- _What needs to be done_: Every line below that mentions the word "Scores" should be copied out.

- _Dataset_:
┄┄┄┄┄┄
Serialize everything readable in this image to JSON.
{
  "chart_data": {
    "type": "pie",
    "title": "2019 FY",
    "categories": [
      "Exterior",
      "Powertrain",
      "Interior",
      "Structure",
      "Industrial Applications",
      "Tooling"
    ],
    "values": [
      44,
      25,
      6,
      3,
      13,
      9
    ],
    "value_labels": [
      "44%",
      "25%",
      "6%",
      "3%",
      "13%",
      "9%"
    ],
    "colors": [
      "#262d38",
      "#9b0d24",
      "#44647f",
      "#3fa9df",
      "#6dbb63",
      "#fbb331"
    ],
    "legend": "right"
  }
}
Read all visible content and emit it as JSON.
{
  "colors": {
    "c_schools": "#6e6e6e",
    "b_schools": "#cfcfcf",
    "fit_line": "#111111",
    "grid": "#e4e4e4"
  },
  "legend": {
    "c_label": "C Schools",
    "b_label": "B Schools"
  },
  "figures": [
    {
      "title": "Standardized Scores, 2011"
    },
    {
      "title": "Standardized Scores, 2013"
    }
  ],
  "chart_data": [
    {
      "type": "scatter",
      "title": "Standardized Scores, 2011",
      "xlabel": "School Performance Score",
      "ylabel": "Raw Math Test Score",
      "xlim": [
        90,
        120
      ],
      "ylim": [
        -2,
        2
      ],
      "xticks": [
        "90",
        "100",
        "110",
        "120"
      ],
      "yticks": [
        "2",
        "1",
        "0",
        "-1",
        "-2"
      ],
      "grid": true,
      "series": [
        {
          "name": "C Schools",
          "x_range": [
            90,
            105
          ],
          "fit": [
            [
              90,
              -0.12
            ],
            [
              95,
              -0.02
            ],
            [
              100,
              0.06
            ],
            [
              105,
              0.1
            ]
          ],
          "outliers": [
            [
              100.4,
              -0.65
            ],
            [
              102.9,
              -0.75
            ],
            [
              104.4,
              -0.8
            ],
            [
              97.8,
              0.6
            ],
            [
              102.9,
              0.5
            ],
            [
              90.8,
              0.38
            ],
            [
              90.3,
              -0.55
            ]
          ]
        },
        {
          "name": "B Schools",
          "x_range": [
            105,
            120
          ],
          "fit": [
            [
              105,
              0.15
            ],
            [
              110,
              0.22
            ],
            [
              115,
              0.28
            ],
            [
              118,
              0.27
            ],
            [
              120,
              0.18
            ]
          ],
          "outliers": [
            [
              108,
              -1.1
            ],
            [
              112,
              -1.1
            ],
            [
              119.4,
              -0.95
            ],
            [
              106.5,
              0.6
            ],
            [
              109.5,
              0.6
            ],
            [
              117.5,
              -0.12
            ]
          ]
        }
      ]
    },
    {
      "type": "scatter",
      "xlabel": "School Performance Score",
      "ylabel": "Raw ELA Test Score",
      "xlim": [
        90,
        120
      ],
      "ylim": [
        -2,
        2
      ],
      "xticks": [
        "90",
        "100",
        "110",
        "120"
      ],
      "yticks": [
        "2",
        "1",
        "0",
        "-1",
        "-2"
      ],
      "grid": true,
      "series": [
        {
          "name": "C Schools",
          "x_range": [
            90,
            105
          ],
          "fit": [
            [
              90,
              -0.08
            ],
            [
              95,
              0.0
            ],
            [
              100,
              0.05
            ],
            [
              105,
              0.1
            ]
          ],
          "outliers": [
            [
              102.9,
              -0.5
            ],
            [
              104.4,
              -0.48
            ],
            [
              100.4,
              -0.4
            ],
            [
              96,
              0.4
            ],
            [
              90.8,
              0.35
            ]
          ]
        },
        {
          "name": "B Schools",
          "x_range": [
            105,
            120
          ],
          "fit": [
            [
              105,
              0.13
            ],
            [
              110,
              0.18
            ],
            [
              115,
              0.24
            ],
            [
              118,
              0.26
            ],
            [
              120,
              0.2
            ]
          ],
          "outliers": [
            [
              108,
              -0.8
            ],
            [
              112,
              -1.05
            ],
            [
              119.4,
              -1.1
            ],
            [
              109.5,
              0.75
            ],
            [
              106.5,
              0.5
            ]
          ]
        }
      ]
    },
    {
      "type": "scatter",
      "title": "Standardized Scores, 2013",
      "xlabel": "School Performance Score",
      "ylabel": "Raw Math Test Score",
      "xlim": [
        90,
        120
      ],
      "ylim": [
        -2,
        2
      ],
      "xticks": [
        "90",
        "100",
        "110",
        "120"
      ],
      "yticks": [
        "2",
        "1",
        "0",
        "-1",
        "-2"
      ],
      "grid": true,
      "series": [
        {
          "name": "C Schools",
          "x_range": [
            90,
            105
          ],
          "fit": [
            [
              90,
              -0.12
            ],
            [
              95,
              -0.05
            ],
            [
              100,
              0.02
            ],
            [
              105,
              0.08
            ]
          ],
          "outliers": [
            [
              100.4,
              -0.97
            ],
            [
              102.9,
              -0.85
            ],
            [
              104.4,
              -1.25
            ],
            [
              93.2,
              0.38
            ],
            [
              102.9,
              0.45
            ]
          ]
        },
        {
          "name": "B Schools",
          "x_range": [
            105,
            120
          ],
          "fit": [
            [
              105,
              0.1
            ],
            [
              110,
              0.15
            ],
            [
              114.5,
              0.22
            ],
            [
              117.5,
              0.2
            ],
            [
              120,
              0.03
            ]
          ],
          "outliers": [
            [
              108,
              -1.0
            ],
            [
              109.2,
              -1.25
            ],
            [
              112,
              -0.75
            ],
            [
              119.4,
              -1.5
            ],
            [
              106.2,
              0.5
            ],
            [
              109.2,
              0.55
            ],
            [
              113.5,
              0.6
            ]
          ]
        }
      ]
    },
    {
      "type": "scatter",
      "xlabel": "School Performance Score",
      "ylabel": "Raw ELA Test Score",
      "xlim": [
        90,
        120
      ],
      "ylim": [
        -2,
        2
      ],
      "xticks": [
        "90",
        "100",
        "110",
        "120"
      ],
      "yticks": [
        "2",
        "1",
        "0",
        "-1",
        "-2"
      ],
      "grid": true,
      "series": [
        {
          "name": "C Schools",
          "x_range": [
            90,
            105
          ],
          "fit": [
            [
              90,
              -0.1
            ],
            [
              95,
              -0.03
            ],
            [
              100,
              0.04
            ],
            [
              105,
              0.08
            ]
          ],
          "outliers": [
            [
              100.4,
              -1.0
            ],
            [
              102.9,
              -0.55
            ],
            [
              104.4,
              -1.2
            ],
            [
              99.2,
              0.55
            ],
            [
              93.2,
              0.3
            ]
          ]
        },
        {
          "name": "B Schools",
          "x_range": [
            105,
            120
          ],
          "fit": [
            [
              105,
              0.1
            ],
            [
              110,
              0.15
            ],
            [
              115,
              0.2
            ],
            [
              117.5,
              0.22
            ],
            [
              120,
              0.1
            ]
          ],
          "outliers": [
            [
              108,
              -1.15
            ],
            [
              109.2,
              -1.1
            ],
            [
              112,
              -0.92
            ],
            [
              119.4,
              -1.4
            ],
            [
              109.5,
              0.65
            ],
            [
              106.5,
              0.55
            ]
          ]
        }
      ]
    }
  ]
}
┄┄┄┄┄┄
- _Full response_:
      "title": "Standardized Scores, 2011"
      "title": "Standardized Scores, 2013"
      "title": "Standardized Scores, 2011",
      "title": "Standardized Scores, 2013",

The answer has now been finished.